Raw data:

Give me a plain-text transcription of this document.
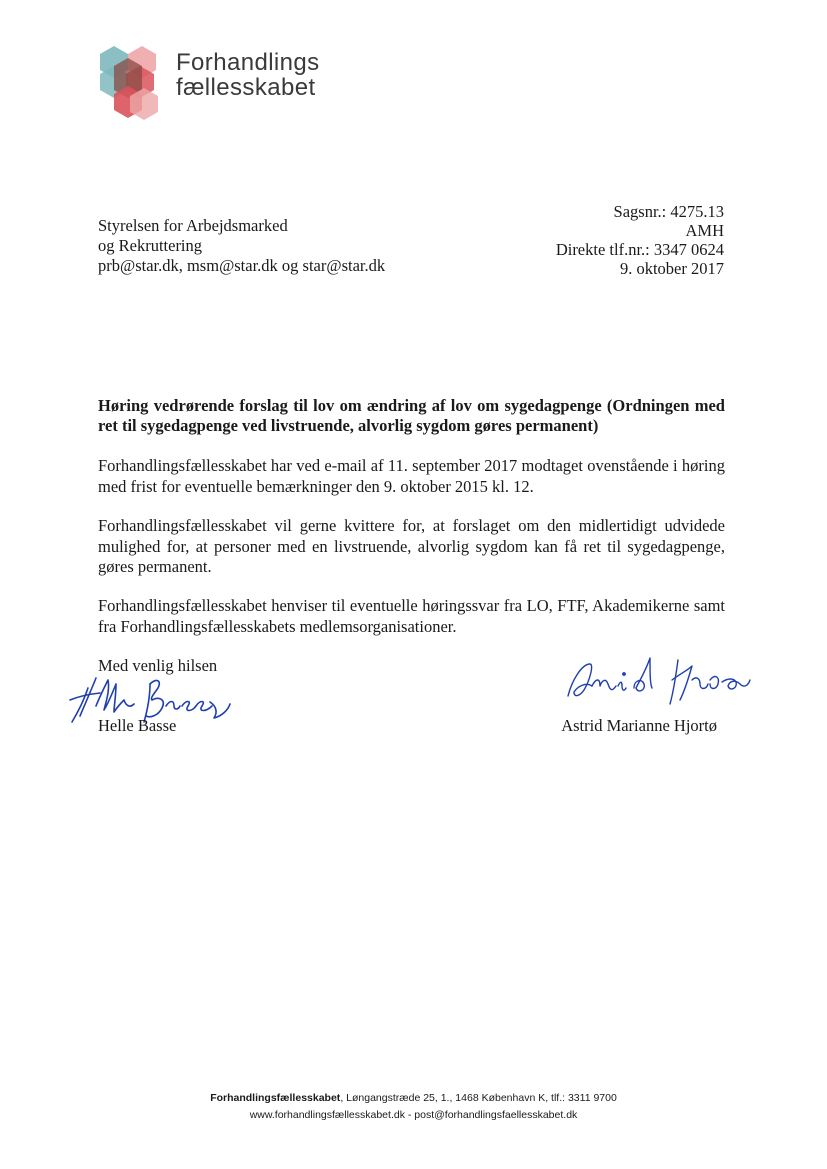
Forhandlings
fællesskabet
Styrelsen for Arbejdsmarked
og Rekruttering
prb@star.dk, msm@star.dk og star@star.dk
Sagsnr.: 4275.13
AMH
Direkte tlf.nr.: 3347 0624
9. oktober 2017
Høring vedrørende forslag til lov om ændring af lov om sygedagpenge (Ordningen med ret til sygedagpenge ved livstruende, alvorlig sygdom gøres permanent)
Forhandlingsfællesskabet har ved e-mail af 11. september 2017 modtaget ovenstående i høring med frist for eventuelle bemærkninger den 9. oktober 2015 kl. 12.
Forhandlingsfællesskabet vil gerne kvittere for, at forslaget om den midlertidigt udvidede mulighed for, at personer med en livstruende, alvorlig sygdom kan få ret til sygedagpenge, gøres permanent.
Forhandlingsfællesskabet henviser til eventuelle høringssvar fra LO, FTF, Akademikerne samt fra Forhandlingsfællesskabets medlemsorganisationer.
Med venlig hilsen
Helle Basse	Astrid Marianne Hjortø
Forhandlingsfællesskabet, Løngangstræde 25, 1., 1468 København K, tlf.: 3311 9700
www.forhandlingsfællesskabet.dk - post@forhandlingsfaellesskabet.dk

What is expected:
Among the records above, find each line holding the string "gøres" and pull it out.

Solution to the problem:
Høring vedrørende forslag til lov om ændring af lov om sygedagpenge (Ordningen med ret til sygedagpenge ved livstruende, alvorlig sygdom gøres permanent)
Forhandlingsfællesskabet vil gerne kvittere for, at forslaget om den midlertidigt udvidede mulighed for, at personer med en livstruende, alvorlig sygdom kan få ret til sygedagpenge, gøres permanent.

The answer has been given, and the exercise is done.